__Records__:

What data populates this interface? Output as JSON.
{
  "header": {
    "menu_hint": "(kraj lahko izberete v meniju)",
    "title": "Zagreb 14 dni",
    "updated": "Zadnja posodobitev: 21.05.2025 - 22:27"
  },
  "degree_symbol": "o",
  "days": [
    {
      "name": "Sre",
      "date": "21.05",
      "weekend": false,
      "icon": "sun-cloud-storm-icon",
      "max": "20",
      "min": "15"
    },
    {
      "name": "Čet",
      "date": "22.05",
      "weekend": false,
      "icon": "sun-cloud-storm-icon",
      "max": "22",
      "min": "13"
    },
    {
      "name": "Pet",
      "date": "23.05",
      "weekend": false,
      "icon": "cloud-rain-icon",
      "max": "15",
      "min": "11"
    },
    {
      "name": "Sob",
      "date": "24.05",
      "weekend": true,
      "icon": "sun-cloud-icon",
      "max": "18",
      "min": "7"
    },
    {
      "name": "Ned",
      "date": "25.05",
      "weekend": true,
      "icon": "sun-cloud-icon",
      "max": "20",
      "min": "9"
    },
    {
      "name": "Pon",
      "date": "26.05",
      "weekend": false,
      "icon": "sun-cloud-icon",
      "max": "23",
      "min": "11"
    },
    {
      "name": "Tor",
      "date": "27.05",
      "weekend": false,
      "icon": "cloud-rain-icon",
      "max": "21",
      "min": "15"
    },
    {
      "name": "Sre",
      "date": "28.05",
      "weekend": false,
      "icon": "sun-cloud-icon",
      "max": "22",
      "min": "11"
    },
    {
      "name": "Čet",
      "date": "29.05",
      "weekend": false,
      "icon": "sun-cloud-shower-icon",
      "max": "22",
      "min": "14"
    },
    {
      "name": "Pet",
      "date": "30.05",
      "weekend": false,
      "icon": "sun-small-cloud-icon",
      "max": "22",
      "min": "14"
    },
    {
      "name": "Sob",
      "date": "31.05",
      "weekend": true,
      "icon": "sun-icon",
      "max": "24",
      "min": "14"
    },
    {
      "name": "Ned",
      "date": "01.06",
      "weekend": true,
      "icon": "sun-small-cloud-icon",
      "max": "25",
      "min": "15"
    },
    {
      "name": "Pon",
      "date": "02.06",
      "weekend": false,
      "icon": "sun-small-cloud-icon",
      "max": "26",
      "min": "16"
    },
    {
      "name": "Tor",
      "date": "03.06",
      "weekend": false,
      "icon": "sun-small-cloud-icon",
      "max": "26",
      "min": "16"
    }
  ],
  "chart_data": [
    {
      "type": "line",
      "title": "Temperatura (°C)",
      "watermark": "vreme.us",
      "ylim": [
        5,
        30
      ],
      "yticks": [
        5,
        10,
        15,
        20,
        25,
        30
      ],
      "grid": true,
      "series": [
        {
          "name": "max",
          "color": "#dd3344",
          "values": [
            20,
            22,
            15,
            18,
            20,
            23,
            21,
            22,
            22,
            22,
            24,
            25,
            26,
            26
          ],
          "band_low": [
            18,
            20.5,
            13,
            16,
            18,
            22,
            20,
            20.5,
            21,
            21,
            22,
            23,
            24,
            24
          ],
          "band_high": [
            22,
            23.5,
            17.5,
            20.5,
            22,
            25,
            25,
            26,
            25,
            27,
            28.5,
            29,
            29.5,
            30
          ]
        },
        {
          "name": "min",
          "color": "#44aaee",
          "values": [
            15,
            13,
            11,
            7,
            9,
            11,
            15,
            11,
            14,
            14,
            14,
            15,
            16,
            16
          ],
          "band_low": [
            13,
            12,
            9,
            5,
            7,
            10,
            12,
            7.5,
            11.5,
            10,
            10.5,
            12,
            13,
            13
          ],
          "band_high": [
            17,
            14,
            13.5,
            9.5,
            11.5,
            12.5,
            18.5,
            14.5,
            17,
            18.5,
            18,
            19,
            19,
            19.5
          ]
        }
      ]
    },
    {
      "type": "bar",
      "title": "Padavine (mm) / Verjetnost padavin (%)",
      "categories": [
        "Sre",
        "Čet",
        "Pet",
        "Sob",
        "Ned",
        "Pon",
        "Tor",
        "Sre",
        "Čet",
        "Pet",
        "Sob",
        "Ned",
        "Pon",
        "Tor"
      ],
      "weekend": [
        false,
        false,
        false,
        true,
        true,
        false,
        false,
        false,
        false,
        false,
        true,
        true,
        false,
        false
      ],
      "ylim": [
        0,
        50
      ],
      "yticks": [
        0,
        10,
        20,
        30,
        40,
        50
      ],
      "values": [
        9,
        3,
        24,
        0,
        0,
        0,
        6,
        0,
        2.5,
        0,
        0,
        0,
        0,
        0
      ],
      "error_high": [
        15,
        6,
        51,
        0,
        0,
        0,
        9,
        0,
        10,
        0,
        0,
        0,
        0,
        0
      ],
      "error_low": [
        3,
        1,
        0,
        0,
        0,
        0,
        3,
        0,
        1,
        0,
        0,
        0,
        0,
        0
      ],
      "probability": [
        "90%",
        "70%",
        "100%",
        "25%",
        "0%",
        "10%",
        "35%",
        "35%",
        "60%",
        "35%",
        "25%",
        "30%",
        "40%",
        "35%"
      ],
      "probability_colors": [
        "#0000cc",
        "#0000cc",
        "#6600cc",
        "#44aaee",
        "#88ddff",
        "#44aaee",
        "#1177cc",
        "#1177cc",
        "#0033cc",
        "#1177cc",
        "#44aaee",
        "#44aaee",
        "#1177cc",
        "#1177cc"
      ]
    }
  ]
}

__Exercise prompt__:
Recopy the entries above exactly, with every line included.

__Answer for the task__:
What data populates this interface? Output as JSON.
{
  "header": {
    "menu_hint": "(kraj lahko izberete v meniju)",
    "title": "Zagreb 14 dni",
    "updated": "Zadnja posodobitev: 21.05.2025 - 22:27"
  },
  "degree_symbol": "o",
  "days": [
    {
      "name": "Sre",
      "date": "21.05",
      "weekend": false,
      "icon": "sun-cloud-storm-icon",
      "max": "20",
      "min": "15"
    },
    {
      "name": "Čet",
      "date": "22.05",
      "weekend": false,
      "icon": "sun-cloud-storm-icon",
      "max": "22",
      "min": "13"
    },
    {
      "name": "Pet",
      "date": "23.05",
      "weekend": false,
      "icon": "cloud-rain-icon",
      "max": "15",
      "min": "11"
    },
    {
      "name": "Sob",
      "date": "24.05",
      "weekend": true,
      "icon": "sun-cloud-icon",
      "max": "18",
      "min": "7"
    },
    {
      "name": "Ned",
      "date": "25.05",
      "weekend": true,
      "icon": "sun-cloud-icon",
      "max": "20",
      "min": "9"
    },
    {
      "name": "Pon",
      "date": "26.05",
      "weekend": false,
      "icon": "sun-cloud-icon",
      "max": "23",
      "min": "11"
    },
    {
      "name": "Tor",
      "date": "27.05",
      "weekend": false,
      "icon": "cloud-rain-icon",
      "max": "21",
      "min": "15"
    },
    {
      "name": "Sre",
      "date": "28.05",
      "weekend": false,
      "icon": "sun-cloud-icon",
      "max": "22",
      "min": "11"
    },
    {
      "name": "Čet",
      "date": "29.05",
      "weekend": false,
      "icon": "sun-cloud-shower-icon",
      "max": "22",
      "min": "14"
    },
    {
      "name": "Pet",
      "date": "30.05",
      "weekend": false,
      "icon": "sun-small-cloud-icon",
      "max": "22",
      "min": "14"
    },
    {
      "name": "Sob",
      "date": "31.05",
      "weekend": true,
      "icon": "sun-icon",
      "max": "24",
      "min": "14"
    },
    {
      "name": "Ned",
      "date": "01.06",
      "weekend": true,
      "icon": "sun-small-cloud-icon",
      "max": "25",
      "min": "15"
    },
    {
      "name": "Pon",
      "date": "02.06",
      "weekend": false,
      "icon": "sun-small-cloud-icon",
      "max": "26",
      "min": "16"
    },
    {
      "name": "Tor",
      "date": "03.06",
      "weekend": false,
      "icon": "sun-small-cloud-icon",
      "max": "26",
      "min": "16"
    }
  ],
  "chart_data": [
    {
      "type": "line",
      "title": "Temperatura (°C)",
      "watermark": "vreme.us",
      "ylim": [
        5,
        30
      ],
      "yticks": [
        5,
        10,
        15,
        20,
        25,
        30
      ],
      "grid": true,
      "series": [
        {
          "name": "max",
          "color": "#dd3344",
          "values": [
            20,
            22,
            15,
            18,
            20,
            23,
            21,
            22,
            22,
            22,
            24,
            25,
            26,
            26
          ],
          "band_low": [
            18,
            20.5,
            13,
            16,
            18,
            22,
            20,
            20.5,
            21,
            21,
            22,
            23,
            24,
            24
          ],
          "band_high": [
            22,
            23.5,
            17.5,
            20.5,
            22,
            25,
            25,
            26,
            25,
            27,
            28.5,
            29,
            29.5,
            30
          ]
        },
        {
          "name": "min",
          "color": "#44aaee",
          "values": [
            15,
            13,
            11,
            7,
            9,
            11,
            15,
            11,
            14,
            14,
            14,
            15,
            16,
            16
          ],
          "band_low": [
            13,
            12,
            9,
            5,
            7,
            10,
            12,
            7.5,
            11.5,
            10,
            10.5,
            12,
            13,
            13
          ],
          "band_high": [
            17,
            14,
            13.5,
            9.5,
            11.5,
            12.5,
            18.5,
            14.5,
            17,
            18.5,
            18,
            19,
            19,
            19.5
          ]
        }
      ]
    },
    {
      "type": "bar",
      "title": "Padavine (mm) / Verjetnost padavin (%)",
      "categories": [
        "Sre",
        "Čet",
        "Pet",
        "Sob",
        "Ned",
        "Pon",
        "Tor",
        "Sre",
        "Čet",
        "Pet",
        "Sob",
        "Ned",
        "Pon",
        "Tor"
      ],
      "weekend": [
        false,
        false,
        false,
        true,
        true,
        false,
        false,
        false,
        false,
        false,
        true,
        true,
        false,
        false
      ],
      "ylim": [
        0,
        50
      ],
      "yticks": [
        0,
        10,
        20,
        30,
        40,
        50
      ],
      "values": [
        9,
        3,
        24,
        0,
        0,
        0,
        6,
        0,
        2.5,
        0,
        0,
        0,
        0,
        0
      ],
      "error_high": [
        15,
        6,
        51,
        0,
        0,
        0,
        9,
        0,
        10,
        0,
        0,
        0,
        0,
        0
      ],
      "error_low": [
        3,
        1,
        0,
        0,
        0,
        0,
        3,
        0,
        1,
        0,
        0,
        0,
        0,
        0
      ],
      "probability": [
        "90%",
        "70%",
        "100%",
        "25%",
        "0%",
        "10%",
        "35%",
        "35%",
        "60%",
        "35%",
        "25%",
        "30%",
        "40%",
        "35%"
      ],
      "probability_colors": [
        "#0000cc",
        "#0000cc",
        "#6600cc",
        "#44aaee",
        "#88ddff",
        "#44aaee",
        "#1177cc",
        "#1177cc",
        "#0033cc",
        "#1177cc",
        "#44aaee",
        "#44aaee",
        "#1177cc",
        "#1177cc"
      ]
    }
  ]
}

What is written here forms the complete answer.